Start of EXERCISE INPUT

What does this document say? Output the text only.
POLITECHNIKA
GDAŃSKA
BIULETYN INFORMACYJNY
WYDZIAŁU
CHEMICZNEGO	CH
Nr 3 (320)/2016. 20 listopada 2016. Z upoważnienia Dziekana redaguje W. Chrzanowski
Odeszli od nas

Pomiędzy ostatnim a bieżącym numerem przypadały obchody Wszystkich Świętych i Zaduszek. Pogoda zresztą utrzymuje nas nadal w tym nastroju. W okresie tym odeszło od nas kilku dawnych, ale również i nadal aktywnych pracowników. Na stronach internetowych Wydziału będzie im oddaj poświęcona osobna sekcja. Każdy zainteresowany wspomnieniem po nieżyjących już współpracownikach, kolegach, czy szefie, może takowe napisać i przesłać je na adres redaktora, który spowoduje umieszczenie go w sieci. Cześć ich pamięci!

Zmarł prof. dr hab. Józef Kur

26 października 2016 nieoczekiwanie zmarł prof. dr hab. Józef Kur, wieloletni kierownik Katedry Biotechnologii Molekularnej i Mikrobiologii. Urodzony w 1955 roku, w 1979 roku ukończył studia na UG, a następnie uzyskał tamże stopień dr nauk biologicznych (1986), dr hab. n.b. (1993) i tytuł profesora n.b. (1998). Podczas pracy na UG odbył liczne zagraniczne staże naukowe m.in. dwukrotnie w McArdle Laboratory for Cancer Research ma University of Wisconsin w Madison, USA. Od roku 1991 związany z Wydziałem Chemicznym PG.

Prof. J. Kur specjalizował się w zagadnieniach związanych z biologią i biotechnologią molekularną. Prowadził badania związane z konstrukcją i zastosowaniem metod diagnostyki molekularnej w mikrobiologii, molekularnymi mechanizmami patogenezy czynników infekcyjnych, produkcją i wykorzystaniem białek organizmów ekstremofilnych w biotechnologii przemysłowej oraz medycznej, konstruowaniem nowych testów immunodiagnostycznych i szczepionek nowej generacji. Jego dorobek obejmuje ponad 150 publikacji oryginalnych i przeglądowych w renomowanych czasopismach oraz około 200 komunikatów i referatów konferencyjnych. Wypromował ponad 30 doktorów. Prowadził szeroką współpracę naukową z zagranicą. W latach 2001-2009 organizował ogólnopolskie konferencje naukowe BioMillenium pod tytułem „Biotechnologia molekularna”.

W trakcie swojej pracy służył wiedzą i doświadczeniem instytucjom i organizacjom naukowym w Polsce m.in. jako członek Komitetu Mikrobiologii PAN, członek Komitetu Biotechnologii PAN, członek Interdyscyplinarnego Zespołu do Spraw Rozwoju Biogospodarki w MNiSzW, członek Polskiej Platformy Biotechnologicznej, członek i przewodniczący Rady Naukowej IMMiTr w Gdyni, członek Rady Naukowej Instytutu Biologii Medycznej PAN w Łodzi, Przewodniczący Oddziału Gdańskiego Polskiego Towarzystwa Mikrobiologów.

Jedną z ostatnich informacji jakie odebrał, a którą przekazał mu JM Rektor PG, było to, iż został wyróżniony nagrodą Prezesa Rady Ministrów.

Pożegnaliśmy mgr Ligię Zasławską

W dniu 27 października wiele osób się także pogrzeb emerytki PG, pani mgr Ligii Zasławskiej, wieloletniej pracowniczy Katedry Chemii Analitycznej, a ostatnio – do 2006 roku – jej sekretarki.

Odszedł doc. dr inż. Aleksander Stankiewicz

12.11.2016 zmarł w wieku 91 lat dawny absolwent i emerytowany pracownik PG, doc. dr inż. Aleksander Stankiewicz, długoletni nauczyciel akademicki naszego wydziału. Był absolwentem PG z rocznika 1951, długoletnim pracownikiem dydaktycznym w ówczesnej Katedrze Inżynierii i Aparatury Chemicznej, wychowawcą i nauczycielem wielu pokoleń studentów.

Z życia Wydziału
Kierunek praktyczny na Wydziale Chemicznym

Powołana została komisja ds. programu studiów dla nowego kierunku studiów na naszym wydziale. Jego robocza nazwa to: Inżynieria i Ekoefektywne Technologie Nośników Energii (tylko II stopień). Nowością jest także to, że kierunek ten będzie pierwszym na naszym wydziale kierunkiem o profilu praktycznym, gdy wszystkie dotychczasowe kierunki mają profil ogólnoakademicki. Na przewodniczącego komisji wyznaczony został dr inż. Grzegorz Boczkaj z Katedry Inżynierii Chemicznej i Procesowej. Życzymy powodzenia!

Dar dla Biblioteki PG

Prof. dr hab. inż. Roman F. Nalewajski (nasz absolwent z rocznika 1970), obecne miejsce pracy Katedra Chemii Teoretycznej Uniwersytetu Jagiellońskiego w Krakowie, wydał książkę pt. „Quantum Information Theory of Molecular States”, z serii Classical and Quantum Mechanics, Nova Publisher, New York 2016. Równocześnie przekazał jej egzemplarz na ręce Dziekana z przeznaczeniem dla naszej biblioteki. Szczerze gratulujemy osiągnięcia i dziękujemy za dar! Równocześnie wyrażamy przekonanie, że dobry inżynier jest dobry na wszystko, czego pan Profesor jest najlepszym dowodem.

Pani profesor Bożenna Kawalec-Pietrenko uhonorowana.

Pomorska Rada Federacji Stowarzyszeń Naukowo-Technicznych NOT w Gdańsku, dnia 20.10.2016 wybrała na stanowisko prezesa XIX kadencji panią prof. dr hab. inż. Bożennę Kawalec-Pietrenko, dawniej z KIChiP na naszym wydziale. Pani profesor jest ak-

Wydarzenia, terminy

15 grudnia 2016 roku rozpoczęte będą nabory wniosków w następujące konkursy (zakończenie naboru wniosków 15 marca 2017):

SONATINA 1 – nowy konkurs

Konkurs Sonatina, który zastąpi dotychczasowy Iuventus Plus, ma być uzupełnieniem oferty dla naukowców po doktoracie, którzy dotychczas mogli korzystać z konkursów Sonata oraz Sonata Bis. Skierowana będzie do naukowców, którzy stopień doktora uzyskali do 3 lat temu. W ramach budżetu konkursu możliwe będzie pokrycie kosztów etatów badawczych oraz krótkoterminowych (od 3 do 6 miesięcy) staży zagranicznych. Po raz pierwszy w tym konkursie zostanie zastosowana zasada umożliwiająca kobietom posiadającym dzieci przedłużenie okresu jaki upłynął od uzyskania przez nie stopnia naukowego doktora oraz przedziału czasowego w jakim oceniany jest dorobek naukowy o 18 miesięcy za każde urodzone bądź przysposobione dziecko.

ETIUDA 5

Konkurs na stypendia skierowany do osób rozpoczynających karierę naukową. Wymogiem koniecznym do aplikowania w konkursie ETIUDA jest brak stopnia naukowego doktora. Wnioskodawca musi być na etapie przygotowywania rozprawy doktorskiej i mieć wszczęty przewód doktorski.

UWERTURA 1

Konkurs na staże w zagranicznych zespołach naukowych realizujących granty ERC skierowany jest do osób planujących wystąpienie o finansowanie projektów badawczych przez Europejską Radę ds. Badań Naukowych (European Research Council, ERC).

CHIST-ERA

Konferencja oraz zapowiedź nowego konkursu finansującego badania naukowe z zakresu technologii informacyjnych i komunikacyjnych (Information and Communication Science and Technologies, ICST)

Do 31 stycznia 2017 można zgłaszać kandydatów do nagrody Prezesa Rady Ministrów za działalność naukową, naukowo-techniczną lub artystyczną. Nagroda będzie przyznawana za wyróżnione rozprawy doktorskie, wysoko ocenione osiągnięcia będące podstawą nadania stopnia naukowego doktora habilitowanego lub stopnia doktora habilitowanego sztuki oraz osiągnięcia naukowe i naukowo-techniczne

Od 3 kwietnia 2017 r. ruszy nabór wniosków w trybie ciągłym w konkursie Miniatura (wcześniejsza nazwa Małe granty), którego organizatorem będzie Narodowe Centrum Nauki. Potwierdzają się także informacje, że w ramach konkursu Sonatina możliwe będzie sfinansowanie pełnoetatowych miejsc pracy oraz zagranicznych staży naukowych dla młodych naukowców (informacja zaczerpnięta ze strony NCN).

End of EXERCISE INPUT

§ **PROBLEM TO WORK ON**:
Lines that hold the word "Ministrów" are the ones to return, every one of them.

§ **SOLUTION**:
Jedną z ostatnich informacji jakie odebrał, a którą przekazał mu JM Rektor PG, było to, iż został wyróżniony nagrodą Prezesa Rady Ministrów.
Do 31 stycznia 2017 można zgłaszać kandydatów do nagrody Prezesa Rady Ministrów za działalność naukową, naukowo-techniczną lub artystyczną. Nagroda będzie przyznawana za wyróżnione rozprawy doktorskie, wysoko ocenione osiągnięcia będące podstawą nadania stopnia naukowego doktora habilitowanego lub stopnia doktora habilitowanego sztuki oraz osiągnięcia naukowe i naukowo-techniczne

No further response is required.